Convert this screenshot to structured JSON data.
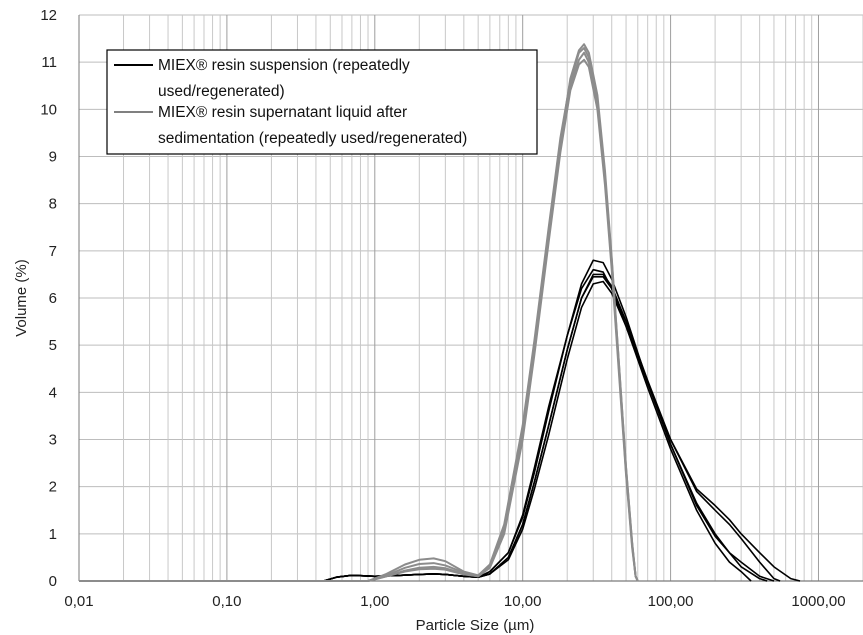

...

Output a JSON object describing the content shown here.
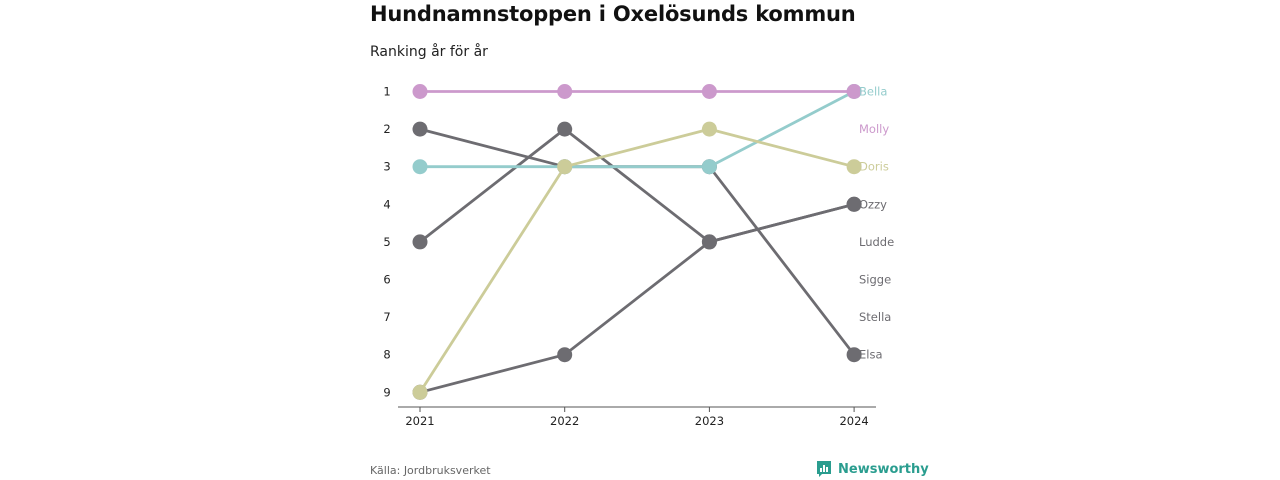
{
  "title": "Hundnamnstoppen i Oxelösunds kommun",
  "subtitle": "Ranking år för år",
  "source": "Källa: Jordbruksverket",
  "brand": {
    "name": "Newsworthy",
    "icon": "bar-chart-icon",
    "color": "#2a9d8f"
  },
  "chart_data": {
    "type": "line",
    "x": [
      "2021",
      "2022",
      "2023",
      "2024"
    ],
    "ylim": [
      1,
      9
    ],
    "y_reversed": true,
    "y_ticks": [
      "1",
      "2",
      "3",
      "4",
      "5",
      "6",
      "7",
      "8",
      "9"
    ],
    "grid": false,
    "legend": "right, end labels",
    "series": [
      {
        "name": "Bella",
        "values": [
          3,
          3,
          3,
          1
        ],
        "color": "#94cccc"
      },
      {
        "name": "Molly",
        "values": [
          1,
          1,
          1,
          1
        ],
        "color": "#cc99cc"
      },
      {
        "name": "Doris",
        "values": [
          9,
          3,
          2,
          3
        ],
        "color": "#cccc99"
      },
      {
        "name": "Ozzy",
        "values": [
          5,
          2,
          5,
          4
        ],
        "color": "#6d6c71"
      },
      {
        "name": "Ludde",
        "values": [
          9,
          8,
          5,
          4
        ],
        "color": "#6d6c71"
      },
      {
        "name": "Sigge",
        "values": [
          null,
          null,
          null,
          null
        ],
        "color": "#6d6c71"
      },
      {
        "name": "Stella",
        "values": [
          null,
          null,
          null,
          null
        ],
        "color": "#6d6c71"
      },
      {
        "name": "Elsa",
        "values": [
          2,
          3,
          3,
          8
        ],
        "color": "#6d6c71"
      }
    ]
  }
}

--

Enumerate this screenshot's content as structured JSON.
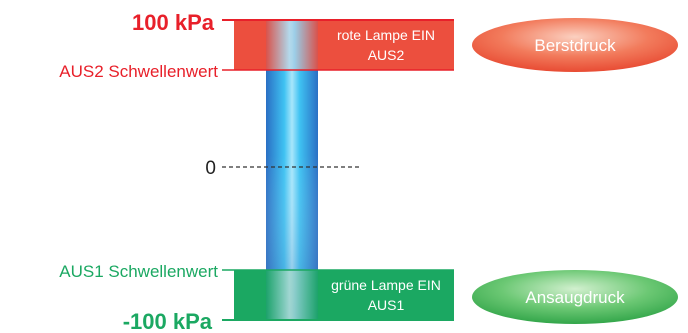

> WHAT YOU SHOULD DO:
Scan the material above for the word "structured". Copy each line where it occurs.

> FINISHED EXERCISE:
Convert this screenshot to structured JSON data.
Enumerate this screenshot's content as structured JSON.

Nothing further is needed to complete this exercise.